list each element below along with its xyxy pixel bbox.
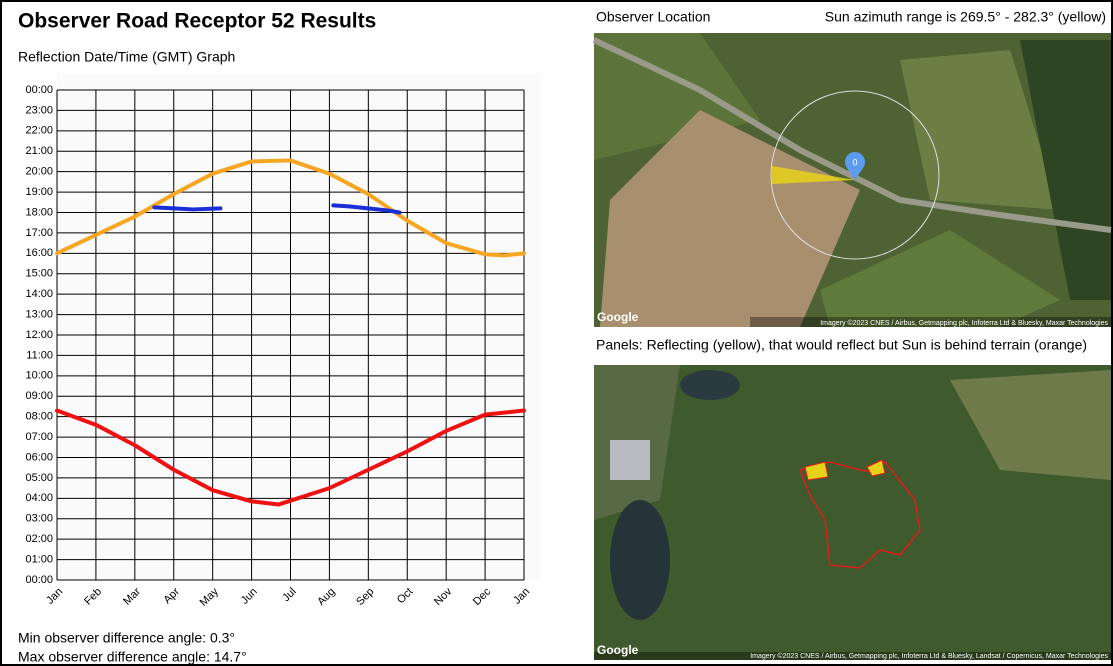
y-tick-label: 08:00 [25, 411, 53, 423]
map-image: 0 Google Imagery ©2023 CNES / Airbus, Ge… [594, 33, 1111, 327]
map-logo: Google [597, 310, 639, 324]
y-tick-label: 05:00 [25, 472, 53, 484]
y-tick-label: 01:00 [25, 553, 53, 565]
y-tick-label: 22:00 [25, 125, 53, 137]
plot-bg [57, 73, 541, 580]
y-tick-label: 11:00 [26, 349, 53, 361]
chart-title: Reflection Date/Time (GMT) Graph [18, 49, 235, 65]
y-tick-label: 21:00 [25, 145, 53, 157]
map-logo: Google [597, 643, 639, 657]
map-image: Google Imagery ©2023 CNES / Airbus, Getm… [594, 365, 1111, 660]
y-tick-label: 13:00 [25, 308, 53, 320]
y-tick-label: 00:00 [25, 84, 53, 96]
y-tick-label: 20:00 [25, 166, 53, 178]
map-label: Panels: Reflecting (yellow), that would … [596, 337, 1087, 353]
y-tick-label: 04:00 [25, 492, 53, 504]
map-credit: Imagery ©2023 CNES / Airbus, Getmapping … [820, 319, 1108, 327]
page: Observer Road Receptor 52 Results Reflec… [0, 0, 1113, 666]
map-credit: Imagery ©2023 CNES / Airbus, Getmapping … [750, 652, 1108, 660]
y-tick-label: 17:00 [25, 227, 53, 239]
stat-max: Max observer difference angle: 14.7° [18, 649, 247, 665]
y-tick-label: 14:00 [25, 288, 53, 300]
stat-min: Min observer difference angle: 0.3° [18, 630, 235, 646]
map-label: Observer Location [596, 9, 710, 25]
y-tick-label: 07:00 [25, 431, 53, 443]
y-tick-label: 23:00 [25, 104, 53, 116]
y-tick-label: 12:00 [25, 329, 53, 341]
y-tick-label: 16:00 [25, 247, 53, 259]
azimuth-label: Sun azimuth range is 269.5° - 282.3° (ye… [825, 9, 1106, 25]
y-tick-label: 18:00 [25, 206, 53, 218]
y-tick-label: 15:00 [25, 268, 53, 280]
y-tick-label: 03:00 [25, 513, 53, 525]
series-line [154, 207, 220, 209]
marker-label: 0 [852, 157, 857, 167]
report-title: Observer Road Receptor 52 Results [18, 10, 376, 33]
y-tick-label: 09:00 [25, 390, 53, 402]
y-tick-label: 06:00 [25, 451, 53, 463]
y-tick-label: 10:00 [25, 370, 53, 382]
y-tick-label: 00:00 [25, 574, 53, 586]
y-tick-label: 19:00 [25, 186, 53, 198]
y-tick-label: 02:00 [25, 533, 53, 545]
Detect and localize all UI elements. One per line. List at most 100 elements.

## REQUIREMENTS:
List every line in the rows above that contains the word "title". Case counts.

## THE COMPLETED TASK:
chart-title: Reflection Date/Time (GMT) Graph [18, 49, 235, 65]
report-title: Observer Road Receptor 52 Results [18, 10, 376, 33]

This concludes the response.